REQUIREMENT —
Images do not belong in the copy. Retype all the entries below exactly.

PROVIDED MATERIAL —
——

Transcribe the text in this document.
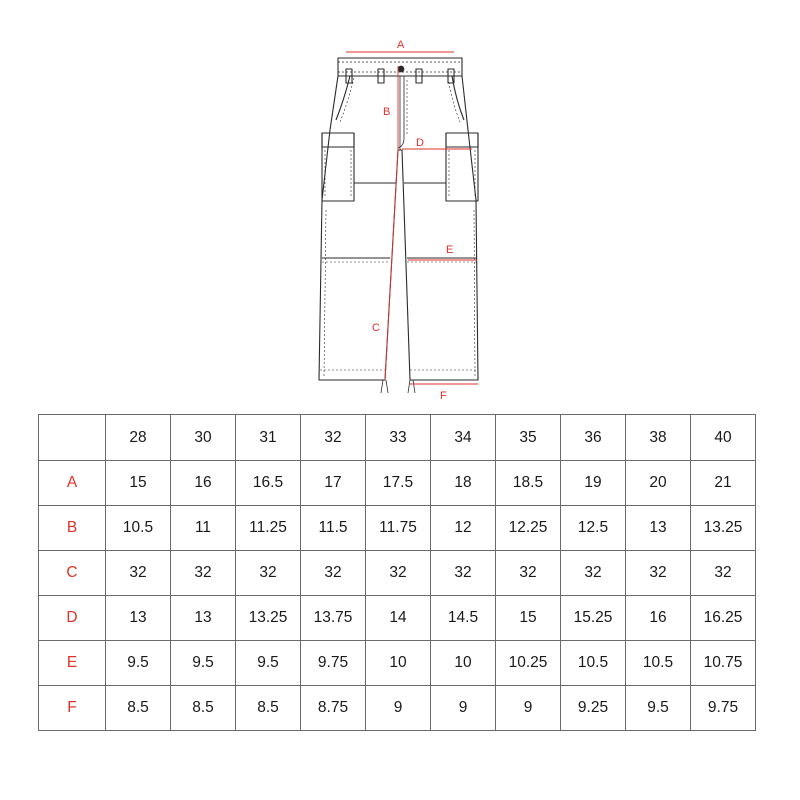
A
B
C
D
E
F
	28	30	31	32	33	34	35	36	38	40
A	15	16	16.5	17	17.5	18	18.5	19	20	21
B	10.5	11	11.25	11.5	11.75	12	12.25	12.5	13	13.25
C	32	32	32	32	32	32	32	32	32	32
D	13	13	13.25	13.75	14	14.5	15	15.25	16	16.25
E	9.5	9.5	9.5	9.75	10	10	10.25	10.5	10.5	10.75
F	8.5	8.5	8.5	8.75	9	9	9	9.25	9.5	9.75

——

ANSWER IN FULL —
Transcribe the text in this document.
A
B
C
D
E
F
	28	30	31	32	33	34	35	36	38	40
A	15	16	16.5	17	17.5	18	18.5	19	20	21
B	10.5	11	11.25	11.5	11.75	12	12.25	12.5	13	13.25
C	32	32	32	32	32	32	32	32	32	32
D	13	13	13.25	13.75	14	14.5	15	15.25	16	16.25
E	9.5	9.5	9.5	9.75	10	10	10.25	10.5	10.5	10.75
F	8.5	8.5	8.5	8.75	9	9	9	9.25	9.5	9.75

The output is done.